*DIRECTIONS FOR THIS TASK*
Identify the lines holding "Fire" and copy them.

*EXTRACTED MATERIAL*
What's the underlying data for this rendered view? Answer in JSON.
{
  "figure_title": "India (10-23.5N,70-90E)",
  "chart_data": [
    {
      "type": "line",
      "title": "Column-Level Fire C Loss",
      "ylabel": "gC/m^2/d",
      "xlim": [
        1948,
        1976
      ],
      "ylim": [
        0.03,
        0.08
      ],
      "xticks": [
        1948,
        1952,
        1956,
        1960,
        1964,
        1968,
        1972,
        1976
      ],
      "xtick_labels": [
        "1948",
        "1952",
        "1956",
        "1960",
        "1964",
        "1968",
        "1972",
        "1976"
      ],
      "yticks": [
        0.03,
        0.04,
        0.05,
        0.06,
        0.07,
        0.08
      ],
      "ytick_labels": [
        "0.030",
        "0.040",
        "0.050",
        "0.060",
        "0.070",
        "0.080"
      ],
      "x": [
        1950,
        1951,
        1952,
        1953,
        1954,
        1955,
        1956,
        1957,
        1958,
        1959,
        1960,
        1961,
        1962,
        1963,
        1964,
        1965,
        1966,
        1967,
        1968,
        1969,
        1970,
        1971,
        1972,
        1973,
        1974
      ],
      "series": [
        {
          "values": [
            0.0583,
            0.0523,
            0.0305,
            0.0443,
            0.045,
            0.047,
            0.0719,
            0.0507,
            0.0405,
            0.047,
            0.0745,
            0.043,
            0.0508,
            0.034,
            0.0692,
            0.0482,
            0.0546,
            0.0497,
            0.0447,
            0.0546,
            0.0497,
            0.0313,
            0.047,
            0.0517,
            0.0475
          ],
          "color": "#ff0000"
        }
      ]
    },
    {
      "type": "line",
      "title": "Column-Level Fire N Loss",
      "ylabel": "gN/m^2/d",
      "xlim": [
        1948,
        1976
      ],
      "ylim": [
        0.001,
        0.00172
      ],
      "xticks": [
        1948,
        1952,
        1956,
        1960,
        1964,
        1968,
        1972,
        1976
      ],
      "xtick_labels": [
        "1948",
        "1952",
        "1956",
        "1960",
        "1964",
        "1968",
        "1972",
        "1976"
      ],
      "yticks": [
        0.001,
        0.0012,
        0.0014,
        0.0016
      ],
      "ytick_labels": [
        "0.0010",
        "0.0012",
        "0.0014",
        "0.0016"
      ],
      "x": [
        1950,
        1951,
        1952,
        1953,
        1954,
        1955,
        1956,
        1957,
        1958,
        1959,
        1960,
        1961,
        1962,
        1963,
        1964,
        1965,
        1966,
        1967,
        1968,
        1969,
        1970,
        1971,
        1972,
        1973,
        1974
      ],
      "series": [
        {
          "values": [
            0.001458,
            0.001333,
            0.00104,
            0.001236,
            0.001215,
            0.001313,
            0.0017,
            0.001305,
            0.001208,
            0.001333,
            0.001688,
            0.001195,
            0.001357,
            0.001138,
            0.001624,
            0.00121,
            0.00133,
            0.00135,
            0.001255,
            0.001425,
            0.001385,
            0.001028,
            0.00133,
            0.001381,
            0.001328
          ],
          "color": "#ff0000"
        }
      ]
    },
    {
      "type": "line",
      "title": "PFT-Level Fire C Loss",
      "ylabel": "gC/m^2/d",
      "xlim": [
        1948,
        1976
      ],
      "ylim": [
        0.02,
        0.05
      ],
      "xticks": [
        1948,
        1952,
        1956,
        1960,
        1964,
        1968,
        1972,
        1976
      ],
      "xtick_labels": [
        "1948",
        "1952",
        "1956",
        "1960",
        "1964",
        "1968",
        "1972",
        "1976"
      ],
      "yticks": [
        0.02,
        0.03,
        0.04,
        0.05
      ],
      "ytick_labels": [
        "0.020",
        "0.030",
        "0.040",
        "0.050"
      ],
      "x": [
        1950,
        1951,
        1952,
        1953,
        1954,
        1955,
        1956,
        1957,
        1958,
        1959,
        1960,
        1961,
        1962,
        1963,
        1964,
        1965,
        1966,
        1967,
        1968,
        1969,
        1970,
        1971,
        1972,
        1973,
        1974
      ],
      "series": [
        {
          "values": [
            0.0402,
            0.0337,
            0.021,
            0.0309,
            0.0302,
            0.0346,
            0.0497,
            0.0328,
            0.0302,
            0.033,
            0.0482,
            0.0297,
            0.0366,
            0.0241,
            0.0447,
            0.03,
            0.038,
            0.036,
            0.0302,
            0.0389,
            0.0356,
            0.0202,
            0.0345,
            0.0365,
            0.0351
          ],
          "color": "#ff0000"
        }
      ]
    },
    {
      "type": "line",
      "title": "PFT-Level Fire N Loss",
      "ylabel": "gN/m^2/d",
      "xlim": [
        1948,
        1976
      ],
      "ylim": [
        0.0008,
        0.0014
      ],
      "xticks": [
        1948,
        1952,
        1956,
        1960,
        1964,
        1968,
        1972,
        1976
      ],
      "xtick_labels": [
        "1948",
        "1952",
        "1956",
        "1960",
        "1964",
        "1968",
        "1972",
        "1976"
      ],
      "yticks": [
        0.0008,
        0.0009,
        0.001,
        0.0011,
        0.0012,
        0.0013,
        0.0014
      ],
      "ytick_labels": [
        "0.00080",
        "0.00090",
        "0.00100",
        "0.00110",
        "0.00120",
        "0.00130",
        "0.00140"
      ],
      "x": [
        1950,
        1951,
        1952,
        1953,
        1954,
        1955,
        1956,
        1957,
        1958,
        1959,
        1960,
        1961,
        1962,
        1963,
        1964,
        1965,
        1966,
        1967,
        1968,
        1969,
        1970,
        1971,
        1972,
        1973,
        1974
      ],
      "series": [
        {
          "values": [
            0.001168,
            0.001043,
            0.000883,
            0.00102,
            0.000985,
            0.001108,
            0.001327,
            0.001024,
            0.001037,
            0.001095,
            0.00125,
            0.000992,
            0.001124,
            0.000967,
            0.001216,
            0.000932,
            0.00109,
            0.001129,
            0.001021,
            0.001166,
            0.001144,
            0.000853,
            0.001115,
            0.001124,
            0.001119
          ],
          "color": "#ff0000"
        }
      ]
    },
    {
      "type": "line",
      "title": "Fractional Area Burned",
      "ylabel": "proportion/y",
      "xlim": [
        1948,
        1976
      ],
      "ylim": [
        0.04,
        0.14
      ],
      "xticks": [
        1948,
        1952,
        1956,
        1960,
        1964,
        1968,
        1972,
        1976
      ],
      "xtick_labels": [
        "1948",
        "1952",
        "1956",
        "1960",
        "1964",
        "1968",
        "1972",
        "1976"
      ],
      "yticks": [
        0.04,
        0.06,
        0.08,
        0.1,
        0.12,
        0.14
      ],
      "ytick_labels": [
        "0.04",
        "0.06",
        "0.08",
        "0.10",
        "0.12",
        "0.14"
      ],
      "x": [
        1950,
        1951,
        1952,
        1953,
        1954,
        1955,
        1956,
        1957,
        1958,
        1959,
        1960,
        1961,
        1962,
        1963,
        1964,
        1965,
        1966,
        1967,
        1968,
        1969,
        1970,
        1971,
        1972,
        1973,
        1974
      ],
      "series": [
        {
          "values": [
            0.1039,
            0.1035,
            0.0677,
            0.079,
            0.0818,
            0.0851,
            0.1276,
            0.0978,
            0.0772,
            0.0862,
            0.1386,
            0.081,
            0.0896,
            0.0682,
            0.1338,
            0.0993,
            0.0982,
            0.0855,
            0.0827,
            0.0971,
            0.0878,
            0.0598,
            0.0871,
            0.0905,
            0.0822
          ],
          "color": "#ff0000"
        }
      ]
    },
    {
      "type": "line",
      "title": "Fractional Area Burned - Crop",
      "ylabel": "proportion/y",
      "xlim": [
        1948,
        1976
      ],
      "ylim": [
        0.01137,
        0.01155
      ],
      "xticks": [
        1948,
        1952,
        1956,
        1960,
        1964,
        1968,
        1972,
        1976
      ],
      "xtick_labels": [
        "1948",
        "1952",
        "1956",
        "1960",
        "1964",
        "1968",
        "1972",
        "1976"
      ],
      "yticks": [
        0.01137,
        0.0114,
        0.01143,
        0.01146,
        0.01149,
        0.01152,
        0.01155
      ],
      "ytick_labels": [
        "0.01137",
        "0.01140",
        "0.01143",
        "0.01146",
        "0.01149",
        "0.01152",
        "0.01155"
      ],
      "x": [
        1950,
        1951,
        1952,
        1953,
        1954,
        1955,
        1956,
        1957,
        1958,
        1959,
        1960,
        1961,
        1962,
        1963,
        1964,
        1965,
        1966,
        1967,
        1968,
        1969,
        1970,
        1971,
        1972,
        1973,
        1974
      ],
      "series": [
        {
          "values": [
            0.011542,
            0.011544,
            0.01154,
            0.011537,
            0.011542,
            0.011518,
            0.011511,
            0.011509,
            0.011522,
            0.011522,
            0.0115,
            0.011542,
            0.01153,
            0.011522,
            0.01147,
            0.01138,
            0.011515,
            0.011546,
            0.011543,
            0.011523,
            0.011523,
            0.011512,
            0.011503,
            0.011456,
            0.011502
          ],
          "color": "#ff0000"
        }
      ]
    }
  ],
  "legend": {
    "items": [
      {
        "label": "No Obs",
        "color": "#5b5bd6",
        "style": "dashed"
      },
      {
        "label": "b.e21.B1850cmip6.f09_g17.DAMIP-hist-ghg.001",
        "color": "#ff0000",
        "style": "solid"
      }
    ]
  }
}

*IN RESPONSE*
      "title": "Column-Level Fire C Loss",
      "title": "Column-Level Fire N Loss",
      "title": "PFT-Level Fire C Loss",
      "title": "PFT-Level Fire N Loss",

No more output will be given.